── MATERIAL SHOWN

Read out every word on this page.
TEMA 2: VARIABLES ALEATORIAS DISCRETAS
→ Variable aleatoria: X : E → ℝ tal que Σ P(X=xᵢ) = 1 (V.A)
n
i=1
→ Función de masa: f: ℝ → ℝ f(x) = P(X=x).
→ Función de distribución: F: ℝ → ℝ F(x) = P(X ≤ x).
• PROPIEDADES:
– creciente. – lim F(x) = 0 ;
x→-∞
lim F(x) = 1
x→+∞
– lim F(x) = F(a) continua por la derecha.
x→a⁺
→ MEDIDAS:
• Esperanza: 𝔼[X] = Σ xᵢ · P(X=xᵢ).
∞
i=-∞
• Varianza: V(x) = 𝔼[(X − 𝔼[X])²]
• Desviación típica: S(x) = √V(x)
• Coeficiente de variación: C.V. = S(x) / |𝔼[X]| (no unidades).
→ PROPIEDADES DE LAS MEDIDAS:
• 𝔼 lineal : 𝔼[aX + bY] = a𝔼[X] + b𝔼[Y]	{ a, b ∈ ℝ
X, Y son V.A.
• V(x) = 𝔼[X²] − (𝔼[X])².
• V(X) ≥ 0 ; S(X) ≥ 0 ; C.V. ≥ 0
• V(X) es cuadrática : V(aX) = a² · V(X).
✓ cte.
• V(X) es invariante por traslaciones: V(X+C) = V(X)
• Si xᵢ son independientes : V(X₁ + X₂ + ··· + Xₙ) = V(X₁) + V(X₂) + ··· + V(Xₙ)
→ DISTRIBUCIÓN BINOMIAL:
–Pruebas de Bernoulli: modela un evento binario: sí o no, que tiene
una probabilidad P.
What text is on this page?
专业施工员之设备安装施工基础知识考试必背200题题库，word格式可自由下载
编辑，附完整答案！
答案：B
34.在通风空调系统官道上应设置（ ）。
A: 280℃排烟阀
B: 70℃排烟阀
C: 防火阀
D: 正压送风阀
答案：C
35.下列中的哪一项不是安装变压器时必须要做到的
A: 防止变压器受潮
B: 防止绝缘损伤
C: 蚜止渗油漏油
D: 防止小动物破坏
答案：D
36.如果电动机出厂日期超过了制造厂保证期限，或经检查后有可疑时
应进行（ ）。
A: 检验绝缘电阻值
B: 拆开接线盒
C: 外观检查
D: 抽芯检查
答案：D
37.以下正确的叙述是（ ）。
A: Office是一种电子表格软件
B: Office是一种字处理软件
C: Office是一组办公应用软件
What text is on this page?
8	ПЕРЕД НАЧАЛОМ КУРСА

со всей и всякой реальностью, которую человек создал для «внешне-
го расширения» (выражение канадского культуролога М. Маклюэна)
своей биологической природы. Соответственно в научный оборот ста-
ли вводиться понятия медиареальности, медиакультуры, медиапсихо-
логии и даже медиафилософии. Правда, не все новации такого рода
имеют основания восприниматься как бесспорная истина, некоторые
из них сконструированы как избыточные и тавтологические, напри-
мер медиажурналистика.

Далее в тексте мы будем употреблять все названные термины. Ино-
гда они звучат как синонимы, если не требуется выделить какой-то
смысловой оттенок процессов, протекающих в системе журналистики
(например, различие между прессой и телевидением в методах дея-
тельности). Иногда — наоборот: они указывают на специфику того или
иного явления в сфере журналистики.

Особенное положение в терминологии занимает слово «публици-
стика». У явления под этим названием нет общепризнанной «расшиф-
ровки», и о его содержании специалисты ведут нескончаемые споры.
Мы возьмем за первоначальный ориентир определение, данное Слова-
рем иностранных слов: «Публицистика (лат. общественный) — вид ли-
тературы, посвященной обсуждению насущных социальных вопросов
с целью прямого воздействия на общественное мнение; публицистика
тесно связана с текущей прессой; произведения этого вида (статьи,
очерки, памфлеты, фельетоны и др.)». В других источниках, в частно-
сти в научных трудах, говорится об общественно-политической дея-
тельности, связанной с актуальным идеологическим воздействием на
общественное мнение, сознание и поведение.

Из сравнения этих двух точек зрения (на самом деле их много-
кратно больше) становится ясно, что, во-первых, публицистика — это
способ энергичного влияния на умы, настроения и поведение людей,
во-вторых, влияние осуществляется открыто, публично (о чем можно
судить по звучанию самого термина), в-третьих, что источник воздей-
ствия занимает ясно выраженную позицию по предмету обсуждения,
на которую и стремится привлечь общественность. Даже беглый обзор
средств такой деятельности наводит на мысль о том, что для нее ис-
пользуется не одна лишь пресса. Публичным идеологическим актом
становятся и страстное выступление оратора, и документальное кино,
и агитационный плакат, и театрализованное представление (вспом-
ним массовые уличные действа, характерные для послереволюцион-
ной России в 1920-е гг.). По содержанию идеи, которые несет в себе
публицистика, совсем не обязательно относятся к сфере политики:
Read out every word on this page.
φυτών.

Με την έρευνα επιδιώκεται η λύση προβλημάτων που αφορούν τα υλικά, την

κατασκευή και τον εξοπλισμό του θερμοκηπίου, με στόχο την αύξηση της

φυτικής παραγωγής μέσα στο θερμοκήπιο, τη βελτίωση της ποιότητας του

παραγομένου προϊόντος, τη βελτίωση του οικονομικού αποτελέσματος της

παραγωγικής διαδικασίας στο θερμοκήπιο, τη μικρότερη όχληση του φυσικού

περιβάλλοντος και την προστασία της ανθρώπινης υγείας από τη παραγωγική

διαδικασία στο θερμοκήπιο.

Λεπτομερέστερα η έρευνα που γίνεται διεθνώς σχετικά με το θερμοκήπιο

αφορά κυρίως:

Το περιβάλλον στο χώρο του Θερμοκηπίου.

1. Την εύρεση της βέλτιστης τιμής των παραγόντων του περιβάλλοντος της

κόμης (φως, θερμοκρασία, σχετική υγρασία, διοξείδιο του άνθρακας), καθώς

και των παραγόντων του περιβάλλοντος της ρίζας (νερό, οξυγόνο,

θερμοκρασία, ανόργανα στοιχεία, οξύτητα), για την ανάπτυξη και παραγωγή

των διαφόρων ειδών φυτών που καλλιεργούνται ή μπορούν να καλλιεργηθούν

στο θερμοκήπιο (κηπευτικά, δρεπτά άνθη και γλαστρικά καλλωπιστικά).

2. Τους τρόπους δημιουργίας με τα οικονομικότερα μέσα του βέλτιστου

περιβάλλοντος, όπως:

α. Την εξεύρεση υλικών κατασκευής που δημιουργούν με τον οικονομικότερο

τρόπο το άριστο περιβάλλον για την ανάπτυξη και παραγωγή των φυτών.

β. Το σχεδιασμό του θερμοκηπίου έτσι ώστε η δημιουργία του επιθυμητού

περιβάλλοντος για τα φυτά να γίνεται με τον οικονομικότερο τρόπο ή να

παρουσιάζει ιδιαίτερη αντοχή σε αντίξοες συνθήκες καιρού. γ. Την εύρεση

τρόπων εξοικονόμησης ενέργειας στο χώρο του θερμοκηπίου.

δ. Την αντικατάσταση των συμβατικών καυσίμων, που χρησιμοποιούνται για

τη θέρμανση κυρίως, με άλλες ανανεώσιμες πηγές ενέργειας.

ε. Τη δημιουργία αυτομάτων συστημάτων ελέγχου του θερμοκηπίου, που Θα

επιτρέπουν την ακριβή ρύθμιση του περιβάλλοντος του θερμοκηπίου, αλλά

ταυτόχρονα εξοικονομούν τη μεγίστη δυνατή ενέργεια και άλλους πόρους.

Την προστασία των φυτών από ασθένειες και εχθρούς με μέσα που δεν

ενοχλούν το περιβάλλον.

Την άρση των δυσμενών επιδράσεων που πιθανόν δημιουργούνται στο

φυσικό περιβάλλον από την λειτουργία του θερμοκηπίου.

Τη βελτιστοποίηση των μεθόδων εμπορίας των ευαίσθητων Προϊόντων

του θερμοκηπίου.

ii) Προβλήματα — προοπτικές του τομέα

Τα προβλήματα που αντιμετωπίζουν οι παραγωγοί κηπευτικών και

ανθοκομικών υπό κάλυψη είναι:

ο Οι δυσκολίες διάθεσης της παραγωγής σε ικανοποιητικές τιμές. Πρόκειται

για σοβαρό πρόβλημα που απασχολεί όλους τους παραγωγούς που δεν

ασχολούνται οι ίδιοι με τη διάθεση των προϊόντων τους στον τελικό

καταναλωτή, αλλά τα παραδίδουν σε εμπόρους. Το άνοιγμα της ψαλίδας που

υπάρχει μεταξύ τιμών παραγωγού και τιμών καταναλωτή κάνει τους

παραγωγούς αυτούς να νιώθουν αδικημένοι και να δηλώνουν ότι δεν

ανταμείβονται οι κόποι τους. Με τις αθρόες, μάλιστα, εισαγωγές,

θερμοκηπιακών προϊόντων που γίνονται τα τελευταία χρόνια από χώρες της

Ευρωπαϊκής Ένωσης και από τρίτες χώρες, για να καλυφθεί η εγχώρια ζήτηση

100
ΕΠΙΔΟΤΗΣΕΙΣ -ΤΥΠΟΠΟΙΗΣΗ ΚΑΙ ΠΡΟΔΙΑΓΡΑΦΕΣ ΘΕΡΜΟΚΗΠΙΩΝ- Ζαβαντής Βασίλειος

────

From the data above, copy each line that has the string "занимает".

(SOLUTION)
Особенное положение в терминологии занимает слово «публици-
ствия занимает ясно выраженную позицию по предмету обсуждения,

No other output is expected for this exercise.